--- begin ENTRIES SUPPLIED ---

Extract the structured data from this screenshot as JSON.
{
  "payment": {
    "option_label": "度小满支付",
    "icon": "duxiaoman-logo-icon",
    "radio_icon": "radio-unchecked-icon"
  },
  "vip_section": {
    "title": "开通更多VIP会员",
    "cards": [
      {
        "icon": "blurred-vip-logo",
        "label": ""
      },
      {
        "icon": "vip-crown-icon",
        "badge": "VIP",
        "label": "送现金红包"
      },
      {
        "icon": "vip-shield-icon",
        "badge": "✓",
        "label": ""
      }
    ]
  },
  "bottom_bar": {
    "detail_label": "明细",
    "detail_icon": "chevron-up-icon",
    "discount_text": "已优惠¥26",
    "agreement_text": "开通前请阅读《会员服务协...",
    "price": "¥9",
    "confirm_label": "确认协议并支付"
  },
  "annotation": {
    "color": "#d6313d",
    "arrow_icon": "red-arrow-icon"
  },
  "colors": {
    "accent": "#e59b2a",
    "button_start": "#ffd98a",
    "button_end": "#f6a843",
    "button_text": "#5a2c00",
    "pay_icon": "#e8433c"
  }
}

--- end ENTRIES SUPPLIED ---

[TASK TO COMPLETE] Reproduce the full set of records precisely.

[OUTPUT]
Extract the structured data from this screenshot as JSON.
{
  "payment": {
    "option_label": "度小满支付",
    "icon": "duxiaoman-logo-icon",
    "radio_icon": "radio-unchecked-icon"
  },
  "vip_section": {
    "title": "开通更多VIP会员",
    "cards": [
      {
        "icon": "blurred-vip-logo",
        "label": ""
      },
      {
        "icon": "vip-crown-icon",
        "badge": "VIP",
        "label": "送现金红包"
      },
      {
        "icon": "vip-shield-icon",
        "badge": "✓",
        "label": ""
      }
    ]
  },
  "bottom_bar": {
    "detail_label": "明细",
    "detail_icon": "chevron-up-icon",
    "discount_text": "已优惠¥26",
    "agreement_text": "开通前请阅读《会员服务协...",
    "price": "¥9",
    "confirm_label": "确认协议并支付"
  },
  "annotation": {
    "color": "#d6313d",
    "arrow_icon": "red-arrow-icon"
  },
  "colors": {
    "accent": "#e59b2a",
    "button_start": "#ffd98a",
    "button_end": "#f6a843",
    "button_text": "#5a2c00",
    "pay_icon": "#e8433c"
  }
}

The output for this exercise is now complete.